- [Written task]
Copy out each line that has "nuevos" in it.

--- Begin Dataset entries ---

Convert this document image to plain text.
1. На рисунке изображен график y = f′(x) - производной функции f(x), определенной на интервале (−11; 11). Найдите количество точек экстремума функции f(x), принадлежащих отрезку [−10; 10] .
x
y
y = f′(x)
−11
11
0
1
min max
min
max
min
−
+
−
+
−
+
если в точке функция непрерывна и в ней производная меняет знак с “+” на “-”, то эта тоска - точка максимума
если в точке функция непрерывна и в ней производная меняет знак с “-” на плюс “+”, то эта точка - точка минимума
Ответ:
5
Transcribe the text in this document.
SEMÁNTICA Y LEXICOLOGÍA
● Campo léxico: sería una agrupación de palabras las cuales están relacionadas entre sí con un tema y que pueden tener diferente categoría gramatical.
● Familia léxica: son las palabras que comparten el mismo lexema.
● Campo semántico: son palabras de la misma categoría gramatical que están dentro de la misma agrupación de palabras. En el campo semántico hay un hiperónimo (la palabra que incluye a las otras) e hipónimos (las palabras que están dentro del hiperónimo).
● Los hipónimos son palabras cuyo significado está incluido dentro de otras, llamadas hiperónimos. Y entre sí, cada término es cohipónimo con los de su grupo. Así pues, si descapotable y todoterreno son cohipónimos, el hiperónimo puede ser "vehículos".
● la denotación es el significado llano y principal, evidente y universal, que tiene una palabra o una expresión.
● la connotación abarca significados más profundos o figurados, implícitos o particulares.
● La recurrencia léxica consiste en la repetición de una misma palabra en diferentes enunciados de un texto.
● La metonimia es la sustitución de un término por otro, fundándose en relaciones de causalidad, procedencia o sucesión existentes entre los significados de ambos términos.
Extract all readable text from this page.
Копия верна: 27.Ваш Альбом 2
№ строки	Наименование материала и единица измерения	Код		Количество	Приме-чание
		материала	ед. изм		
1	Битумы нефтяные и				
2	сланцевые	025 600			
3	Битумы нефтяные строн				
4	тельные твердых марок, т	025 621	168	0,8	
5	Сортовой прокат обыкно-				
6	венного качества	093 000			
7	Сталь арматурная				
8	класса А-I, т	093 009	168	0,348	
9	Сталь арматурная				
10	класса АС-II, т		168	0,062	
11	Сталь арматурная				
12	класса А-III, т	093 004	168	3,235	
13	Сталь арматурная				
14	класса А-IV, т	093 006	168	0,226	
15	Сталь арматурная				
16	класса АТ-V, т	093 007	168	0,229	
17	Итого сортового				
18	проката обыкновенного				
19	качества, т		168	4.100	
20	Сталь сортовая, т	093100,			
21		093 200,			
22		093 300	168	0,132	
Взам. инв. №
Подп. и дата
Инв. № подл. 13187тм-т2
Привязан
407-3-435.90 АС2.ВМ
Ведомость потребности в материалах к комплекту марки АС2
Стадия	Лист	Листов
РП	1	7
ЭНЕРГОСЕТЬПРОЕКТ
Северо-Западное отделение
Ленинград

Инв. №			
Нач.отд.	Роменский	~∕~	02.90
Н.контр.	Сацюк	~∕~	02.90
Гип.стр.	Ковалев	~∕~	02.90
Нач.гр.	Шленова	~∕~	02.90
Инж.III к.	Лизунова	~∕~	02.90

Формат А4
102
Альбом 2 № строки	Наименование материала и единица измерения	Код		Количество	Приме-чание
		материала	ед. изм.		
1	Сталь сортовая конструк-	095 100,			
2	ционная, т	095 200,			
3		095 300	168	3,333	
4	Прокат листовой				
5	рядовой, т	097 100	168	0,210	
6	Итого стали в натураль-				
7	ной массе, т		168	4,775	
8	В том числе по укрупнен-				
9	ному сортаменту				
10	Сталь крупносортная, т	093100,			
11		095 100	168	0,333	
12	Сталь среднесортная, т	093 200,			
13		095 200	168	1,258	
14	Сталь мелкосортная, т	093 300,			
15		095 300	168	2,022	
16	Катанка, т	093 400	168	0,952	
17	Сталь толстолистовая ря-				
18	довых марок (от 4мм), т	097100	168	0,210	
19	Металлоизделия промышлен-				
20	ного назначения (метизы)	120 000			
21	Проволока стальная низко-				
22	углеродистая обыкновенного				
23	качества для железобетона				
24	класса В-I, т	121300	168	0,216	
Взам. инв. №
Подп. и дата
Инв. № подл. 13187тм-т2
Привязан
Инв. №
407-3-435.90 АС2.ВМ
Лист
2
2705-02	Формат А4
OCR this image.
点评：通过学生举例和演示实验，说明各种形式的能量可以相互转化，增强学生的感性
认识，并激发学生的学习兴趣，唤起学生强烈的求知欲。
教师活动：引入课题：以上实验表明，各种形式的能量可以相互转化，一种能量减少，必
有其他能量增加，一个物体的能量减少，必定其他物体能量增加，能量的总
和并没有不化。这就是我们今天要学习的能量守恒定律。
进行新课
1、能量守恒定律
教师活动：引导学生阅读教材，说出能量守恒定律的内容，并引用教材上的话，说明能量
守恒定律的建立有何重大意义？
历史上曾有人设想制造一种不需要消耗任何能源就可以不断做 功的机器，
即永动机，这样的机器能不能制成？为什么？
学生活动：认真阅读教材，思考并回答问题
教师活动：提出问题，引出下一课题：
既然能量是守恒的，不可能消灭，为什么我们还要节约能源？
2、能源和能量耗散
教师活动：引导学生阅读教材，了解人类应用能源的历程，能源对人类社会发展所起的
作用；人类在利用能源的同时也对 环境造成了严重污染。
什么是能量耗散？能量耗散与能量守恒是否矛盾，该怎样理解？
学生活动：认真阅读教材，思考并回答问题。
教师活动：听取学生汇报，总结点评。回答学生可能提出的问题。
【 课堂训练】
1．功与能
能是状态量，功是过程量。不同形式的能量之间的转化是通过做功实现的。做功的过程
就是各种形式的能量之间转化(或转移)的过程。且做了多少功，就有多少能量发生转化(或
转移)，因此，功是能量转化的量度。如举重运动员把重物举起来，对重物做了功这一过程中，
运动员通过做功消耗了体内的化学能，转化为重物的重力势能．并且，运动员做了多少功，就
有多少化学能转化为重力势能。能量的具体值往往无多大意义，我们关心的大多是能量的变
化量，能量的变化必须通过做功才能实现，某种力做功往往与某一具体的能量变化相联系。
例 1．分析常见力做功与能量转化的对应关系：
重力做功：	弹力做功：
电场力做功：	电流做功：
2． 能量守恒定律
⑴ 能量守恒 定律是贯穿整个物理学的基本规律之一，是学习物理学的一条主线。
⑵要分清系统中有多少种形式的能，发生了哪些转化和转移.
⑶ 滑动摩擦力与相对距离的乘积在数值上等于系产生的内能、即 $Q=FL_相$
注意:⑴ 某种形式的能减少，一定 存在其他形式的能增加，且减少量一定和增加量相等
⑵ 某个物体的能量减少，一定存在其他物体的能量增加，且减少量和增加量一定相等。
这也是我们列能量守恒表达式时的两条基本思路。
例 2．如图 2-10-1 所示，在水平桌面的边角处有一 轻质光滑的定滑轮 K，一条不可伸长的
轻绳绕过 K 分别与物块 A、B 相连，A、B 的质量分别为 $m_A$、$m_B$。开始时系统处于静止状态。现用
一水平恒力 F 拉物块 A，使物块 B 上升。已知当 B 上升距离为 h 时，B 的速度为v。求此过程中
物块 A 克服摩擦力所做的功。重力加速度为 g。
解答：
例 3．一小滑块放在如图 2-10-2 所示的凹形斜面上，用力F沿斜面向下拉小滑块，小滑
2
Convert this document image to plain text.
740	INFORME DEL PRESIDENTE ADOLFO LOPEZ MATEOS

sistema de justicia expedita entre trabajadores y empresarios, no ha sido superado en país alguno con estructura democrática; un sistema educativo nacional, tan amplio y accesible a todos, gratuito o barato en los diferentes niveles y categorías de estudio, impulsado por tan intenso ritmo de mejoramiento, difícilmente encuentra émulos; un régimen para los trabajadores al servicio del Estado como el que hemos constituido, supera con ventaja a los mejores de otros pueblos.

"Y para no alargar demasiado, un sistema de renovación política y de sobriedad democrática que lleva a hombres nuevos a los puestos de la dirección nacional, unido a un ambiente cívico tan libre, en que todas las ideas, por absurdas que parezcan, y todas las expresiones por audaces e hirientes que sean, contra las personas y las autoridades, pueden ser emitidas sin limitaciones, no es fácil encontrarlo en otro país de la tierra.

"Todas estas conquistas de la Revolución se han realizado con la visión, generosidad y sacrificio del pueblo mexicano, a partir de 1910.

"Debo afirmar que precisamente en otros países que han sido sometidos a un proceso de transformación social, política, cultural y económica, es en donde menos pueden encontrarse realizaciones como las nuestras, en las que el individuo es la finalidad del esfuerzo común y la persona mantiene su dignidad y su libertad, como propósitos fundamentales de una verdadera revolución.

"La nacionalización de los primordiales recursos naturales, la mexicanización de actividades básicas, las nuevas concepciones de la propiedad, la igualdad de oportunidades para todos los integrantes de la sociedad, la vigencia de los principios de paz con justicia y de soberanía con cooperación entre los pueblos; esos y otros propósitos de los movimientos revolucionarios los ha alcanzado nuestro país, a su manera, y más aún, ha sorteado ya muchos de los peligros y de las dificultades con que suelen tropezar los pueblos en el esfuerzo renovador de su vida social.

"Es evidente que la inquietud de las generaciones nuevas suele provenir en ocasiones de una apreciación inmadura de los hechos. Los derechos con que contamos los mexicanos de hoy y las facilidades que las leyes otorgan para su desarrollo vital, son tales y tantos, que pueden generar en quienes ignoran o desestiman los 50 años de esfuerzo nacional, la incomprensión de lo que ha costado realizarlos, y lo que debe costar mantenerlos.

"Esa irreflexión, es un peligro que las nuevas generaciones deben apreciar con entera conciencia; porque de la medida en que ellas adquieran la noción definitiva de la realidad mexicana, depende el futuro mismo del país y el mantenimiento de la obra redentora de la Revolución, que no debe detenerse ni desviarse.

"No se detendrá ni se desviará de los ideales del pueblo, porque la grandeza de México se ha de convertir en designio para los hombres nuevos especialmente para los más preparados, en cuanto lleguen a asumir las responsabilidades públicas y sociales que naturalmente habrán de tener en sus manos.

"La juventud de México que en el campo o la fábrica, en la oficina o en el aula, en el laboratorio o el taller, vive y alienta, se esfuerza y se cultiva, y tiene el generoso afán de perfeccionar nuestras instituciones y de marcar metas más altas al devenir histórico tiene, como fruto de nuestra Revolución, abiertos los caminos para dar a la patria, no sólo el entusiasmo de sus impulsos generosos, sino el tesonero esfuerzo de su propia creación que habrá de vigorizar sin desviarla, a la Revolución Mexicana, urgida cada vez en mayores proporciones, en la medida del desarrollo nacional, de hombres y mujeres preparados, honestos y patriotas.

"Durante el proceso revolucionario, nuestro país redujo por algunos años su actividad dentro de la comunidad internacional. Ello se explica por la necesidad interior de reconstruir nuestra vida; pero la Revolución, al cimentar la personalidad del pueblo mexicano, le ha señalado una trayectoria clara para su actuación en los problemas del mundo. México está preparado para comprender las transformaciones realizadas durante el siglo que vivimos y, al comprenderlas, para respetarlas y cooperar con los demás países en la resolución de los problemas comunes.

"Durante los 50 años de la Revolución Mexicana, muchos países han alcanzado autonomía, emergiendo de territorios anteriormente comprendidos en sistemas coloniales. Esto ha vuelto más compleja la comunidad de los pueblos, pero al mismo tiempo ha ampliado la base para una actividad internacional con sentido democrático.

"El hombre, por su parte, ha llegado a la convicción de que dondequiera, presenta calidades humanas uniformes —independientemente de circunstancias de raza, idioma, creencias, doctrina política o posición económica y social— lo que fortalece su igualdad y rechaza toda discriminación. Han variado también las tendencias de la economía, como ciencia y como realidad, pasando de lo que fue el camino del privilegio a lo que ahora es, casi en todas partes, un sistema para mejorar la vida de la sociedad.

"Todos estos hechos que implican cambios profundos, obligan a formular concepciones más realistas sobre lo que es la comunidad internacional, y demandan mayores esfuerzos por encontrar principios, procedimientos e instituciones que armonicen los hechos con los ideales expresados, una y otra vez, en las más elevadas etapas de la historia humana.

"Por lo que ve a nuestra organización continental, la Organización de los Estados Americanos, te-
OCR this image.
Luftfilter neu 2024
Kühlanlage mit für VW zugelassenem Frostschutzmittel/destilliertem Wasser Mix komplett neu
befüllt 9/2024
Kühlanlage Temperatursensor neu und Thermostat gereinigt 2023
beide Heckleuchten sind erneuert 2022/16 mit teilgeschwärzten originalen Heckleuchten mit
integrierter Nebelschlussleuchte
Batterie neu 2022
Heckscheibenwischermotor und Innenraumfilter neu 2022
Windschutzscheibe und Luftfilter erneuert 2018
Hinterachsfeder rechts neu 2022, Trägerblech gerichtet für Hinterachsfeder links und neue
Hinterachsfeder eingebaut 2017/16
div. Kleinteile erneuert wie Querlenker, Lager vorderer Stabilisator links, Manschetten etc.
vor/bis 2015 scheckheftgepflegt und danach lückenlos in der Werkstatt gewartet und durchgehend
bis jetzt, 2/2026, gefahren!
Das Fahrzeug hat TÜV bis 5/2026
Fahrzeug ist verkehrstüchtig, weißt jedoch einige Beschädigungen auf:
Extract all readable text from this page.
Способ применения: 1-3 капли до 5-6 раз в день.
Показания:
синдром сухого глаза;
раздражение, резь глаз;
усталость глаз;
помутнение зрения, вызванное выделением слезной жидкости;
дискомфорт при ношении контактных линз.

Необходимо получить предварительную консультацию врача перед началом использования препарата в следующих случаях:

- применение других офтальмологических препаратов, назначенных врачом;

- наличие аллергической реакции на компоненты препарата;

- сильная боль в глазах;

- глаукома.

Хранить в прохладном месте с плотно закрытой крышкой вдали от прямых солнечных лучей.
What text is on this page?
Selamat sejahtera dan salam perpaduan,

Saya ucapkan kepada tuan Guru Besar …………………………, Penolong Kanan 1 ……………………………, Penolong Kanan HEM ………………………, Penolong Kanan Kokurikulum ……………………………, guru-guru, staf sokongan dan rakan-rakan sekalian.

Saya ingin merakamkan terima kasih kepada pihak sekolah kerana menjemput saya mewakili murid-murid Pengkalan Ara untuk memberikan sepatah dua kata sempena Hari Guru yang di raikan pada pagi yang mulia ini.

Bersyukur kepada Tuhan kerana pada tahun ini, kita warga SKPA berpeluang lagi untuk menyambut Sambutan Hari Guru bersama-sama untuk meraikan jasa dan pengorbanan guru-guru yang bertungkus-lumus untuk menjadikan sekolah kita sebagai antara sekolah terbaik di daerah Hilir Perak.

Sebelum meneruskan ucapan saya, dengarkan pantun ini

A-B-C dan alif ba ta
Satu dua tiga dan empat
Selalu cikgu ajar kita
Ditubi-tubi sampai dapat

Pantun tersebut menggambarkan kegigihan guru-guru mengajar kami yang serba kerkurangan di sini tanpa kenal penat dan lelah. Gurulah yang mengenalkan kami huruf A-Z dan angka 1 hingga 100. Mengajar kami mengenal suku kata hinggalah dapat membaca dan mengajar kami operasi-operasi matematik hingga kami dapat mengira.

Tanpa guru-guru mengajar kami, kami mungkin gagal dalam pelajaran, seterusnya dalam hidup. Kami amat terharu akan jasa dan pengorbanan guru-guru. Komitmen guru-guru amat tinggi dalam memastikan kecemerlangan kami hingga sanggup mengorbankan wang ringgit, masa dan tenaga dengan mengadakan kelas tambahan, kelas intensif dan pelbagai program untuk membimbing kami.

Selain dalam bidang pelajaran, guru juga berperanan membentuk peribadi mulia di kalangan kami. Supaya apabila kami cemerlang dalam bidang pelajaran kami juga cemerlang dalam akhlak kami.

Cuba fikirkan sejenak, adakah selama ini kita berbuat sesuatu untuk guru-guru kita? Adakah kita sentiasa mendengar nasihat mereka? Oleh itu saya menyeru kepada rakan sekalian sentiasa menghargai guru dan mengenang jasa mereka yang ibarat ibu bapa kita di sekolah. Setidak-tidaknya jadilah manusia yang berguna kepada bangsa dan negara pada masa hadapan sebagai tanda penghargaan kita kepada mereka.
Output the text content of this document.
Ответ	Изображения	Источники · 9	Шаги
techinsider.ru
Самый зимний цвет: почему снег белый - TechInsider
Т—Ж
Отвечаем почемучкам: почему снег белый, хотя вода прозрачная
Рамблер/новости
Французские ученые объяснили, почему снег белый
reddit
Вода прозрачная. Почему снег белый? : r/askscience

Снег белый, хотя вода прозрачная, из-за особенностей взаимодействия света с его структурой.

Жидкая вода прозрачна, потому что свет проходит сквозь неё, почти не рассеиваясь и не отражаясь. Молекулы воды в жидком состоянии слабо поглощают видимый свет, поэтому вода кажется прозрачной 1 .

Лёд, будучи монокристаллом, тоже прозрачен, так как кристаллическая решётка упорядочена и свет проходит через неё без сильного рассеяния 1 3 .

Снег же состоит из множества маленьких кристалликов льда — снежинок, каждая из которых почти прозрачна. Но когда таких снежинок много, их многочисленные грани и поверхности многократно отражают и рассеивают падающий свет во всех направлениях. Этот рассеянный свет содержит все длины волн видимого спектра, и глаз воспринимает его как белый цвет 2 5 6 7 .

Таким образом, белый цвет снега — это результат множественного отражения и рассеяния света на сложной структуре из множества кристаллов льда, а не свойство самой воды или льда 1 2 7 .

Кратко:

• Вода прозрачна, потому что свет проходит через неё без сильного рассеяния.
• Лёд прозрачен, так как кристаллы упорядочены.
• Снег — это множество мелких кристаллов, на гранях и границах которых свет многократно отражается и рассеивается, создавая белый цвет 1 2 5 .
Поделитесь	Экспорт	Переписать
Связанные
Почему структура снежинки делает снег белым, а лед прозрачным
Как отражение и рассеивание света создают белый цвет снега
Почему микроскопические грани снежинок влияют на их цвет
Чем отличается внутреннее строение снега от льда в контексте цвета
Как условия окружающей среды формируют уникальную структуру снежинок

--- End Dataset entries ---

- [Final answer]
"Y para no alargar demasiado, un sistema de renovación política y de sobriedad democrática que lleva a hombres nuevos a los puestos de la dirección nacional, unido a un ambiente cívico tan libre, en que todas las ideas, por absurdas que parezcan, y todas las expresiones por audaces e hirientes que sean, contra las personas y las autoridades, pueden ser emitidas sin limitaciones, no es fácil encontrarlo en otro país de la tierra.
"No se detendrá ni se desviará de los ideales del pueblo, porque la grandeza de México se ha de convertir en designio para los hombres nuevos especialmente para los más preparados, en cuanto lleguen a asumir las responsabilidades públicas y sociales que naturalmente habrán de tener en sus manos.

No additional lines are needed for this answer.